▶ Exercise directions: Below are some records. Copy every line in them that holds "populates".

▶ Rows:

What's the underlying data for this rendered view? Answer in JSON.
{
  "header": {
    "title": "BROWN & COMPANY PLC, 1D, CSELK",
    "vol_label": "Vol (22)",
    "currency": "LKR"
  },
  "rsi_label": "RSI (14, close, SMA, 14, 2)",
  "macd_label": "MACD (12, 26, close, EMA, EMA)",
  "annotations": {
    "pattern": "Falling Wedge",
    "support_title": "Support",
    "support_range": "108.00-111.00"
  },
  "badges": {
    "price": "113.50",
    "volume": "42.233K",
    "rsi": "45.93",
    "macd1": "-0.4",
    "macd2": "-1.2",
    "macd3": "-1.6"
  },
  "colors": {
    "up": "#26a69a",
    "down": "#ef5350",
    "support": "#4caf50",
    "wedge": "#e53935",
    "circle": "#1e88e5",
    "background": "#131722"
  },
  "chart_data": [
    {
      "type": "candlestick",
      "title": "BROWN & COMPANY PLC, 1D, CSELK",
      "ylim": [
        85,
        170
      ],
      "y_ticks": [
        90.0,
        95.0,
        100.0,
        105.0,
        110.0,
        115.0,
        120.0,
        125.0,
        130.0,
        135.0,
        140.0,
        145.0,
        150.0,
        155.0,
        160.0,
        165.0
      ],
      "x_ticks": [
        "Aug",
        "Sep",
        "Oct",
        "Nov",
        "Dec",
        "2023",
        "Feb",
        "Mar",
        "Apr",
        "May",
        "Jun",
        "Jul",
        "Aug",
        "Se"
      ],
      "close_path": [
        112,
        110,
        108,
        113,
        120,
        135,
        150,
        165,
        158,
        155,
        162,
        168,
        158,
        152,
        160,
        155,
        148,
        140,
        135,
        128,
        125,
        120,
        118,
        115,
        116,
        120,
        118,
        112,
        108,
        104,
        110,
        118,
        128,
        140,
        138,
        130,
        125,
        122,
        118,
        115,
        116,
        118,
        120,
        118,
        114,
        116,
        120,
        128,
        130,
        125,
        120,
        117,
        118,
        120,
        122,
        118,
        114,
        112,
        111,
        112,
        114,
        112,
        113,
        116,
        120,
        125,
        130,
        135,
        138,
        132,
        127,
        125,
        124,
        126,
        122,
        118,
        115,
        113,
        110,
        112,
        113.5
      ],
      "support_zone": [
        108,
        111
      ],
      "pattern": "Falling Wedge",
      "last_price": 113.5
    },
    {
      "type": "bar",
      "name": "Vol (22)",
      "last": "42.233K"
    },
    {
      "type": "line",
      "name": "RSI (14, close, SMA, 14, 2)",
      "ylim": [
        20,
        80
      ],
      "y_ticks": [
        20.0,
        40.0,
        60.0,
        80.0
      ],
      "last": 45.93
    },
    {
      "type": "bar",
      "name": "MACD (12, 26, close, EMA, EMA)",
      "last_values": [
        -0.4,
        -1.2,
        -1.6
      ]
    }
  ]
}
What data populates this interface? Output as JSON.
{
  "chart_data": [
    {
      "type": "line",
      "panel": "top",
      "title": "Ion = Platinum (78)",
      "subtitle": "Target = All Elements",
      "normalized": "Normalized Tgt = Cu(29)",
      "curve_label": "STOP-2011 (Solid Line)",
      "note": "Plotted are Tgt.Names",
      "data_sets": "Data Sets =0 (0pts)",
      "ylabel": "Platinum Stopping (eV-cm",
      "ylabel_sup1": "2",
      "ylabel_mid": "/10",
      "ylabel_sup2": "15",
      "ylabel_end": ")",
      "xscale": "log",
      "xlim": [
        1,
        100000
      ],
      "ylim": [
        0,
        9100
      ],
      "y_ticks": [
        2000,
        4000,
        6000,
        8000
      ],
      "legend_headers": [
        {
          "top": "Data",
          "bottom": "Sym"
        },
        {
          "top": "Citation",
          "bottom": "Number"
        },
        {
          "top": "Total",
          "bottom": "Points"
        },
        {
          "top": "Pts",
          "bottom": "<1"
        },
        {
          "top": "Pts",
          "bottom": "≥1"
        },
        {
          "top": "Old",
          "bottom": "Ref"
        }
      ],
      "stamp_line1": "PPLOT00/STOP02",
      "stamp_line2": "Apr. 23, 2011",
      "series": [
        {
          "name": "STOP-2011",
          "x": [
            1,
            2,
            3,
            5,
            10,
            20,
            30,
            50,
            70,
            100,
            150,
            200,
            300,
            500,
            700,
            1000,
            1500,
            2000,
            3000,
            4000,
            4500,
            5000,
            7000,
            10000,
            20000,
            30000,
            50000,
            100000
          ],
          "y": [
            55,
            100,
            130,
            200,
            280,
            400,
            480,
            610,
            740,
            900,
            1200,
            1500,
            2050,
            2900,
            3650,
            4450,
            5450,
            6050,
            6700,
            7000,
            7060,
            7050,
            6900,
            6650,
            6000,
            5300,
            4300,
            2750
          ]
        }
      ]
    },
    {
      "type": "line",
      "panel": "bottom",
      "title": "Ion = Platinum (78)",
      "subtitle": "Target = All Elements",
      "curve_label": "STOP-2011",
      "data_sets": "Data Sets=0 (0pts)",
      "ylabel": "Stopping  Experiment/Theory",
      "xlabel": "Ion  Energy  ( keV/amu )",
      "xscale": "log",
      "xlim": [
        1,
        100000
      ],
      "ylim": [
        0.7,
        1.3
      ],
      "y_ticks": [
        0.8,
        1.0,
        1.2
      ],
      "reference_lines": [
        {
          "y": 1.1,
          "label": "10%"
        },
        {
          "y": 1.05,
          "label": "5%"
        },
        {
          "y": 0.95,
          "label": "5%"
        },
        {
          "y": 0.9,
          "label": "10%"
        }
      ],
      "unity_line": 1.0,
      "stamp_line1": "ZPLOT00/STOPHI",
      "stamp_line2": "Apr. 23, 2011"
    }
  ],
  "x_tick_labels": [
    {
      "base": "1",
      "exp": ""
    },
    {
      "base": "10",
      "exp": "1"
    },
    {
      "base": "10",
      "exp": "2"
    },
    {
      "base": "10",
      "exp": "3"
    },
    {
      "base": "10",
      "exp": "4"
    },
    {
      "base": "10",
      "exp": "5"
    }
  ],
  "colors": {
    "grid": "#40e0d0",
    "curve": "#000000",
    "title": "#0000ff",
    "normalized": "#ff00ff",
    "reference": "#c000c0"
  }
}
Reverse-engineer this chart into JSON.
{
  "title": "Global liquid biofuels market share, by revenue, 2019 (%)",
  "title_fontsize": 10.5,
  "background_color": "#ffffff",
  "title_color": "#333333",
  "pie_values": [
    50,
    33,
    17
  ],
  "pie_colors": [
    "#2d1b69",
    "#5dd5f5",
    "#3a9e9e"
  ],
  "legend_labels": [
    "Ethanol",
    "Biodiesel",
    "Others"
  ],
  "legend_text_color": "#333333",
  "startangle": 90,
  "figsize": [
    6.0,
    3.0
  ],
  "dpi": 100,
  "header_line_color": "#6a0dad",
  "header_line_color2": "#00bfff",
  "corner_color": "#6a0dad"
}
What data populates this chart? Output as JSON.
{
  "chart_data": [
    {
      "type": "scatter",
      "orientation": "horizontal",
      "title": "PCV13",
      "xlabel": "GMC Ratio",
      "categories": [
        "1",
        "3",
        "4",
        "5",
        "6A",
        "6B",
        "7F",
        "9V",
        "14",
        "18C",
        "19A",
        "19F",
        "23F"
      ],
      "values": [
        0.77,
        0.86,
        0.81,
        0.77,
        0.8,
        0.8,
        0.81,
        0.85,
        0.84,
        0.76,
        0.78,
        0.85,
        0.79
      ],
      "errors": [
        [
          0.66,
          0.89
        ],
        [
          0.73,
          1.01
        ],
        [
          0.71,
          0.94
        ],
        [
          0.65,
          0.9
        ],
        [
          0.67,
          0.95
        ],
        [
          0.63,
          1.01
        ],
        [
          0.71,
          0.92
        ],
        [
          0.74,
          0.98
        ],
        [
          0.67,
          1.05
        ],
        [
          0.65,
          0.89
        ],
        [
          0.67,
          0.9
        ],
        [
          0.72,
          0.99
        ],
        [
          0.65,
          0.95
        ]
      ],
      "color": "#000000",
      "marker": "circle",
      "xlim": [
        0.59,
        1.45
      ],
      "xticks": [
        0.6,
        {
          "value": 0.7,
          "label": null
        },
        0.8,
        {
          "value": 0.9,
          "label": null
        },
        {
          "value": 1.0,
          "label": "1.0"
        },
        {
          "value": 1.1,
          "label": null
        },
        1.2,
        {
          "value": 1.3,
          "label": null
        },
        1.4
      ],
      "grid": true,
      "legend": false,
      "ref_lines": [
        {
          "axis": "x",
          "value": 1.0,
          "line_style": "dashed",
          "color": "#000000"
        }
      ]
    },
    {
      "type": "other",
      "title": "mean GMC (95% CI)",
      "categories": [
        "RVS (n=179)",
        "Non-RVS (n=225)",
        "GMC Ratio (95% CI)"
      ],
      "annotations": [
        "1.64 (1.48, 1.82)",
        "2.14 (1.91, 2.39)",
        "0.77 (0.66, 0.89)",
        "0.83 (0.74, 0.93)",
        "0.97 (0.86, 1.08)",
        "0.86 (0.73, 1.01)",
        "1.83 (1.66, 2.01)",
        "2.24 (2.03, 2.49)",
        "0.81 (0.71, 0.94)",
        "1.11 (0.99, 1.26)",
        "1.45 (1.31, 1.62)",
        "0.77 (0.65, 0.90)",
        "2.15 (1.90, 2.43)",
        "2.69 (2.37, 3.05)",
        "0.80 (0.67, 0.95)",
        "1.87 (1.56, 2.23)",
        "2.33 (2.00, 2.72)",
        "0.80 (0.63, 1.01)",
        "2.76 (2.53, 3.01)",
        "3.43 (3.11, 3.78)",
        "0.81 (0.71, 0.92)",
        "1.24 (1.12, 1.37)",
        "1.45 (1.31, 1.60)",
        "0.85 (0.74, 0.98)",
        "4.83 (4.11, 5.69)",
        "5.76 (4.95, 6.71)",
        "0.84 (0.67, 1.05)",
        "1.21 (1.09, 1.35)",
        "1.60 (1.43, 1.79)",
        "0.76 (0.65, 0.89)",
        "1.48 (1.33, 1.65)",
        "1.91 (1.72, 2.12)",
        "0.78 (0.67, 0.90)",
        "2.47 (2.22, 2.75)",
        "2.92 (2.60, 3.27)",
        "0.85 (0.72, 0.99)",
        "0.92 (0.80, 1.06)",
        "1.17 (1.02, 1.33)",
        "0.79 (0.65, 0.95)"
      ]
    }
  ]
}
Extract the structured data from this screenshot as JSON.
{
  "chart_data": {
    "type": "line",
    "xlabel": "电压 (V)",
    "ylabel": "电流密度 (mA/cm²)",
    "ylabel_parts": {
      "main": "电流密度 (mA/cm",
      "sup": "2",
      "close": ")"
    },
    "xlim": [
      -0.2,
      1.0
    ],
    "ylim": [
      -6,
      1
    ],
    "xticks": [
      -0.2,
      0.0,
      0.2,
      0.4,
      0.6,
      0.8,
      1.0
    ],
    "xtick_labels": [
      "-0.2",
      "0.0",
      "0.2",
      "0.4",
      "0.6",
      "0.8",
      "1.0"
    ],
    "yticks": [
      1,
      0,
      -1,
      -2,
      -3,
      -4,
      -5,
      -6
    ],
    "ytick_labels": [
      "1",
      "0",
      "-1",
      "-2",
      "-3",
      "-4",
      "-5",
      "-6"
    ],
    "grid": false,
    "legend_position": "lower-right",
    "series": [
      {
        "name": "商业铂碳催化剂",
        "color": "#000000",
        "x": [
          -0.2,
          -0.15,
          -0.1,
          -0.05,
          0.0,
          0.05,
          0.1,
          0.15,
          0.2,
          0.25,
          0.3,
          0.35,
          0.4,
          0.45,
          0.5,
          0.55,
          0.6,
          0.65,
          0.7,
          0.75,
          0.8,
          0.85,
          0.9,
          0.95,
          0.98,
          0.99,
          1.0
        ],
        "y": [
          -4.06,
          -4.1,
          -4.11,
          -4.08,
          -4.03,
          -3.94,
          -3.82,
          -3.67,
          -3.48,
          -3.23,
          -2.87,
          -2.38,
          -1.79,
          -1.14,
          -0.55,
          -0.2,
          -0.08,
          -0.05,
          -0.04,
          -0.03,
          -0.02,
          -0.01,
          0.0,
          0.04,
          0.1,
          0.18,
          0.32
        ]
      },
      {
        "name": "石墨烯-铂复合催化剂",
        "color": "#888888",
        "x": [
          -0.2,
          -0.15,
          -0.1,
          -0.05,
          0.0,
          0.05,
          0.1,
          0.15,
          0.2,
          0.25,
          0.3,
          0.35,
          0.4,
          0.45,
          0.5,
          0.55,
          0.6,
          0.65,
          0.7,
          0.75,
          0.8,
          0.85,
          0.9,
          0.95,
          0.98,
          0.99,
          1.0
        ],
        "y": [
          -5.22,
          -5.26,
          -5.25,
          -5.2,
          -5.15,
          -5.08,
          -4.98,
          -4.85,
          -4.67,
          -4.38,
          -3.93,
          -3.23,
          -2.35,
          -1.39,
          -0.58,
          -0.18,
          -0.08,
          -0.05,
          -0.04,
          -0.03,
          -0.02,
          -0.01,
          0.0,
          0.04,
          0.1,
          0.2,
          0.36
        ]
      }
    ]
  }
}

▶ Answer for the task:
What data populates this interface? Output as JSON.
What data populates this chart? Output as JSON.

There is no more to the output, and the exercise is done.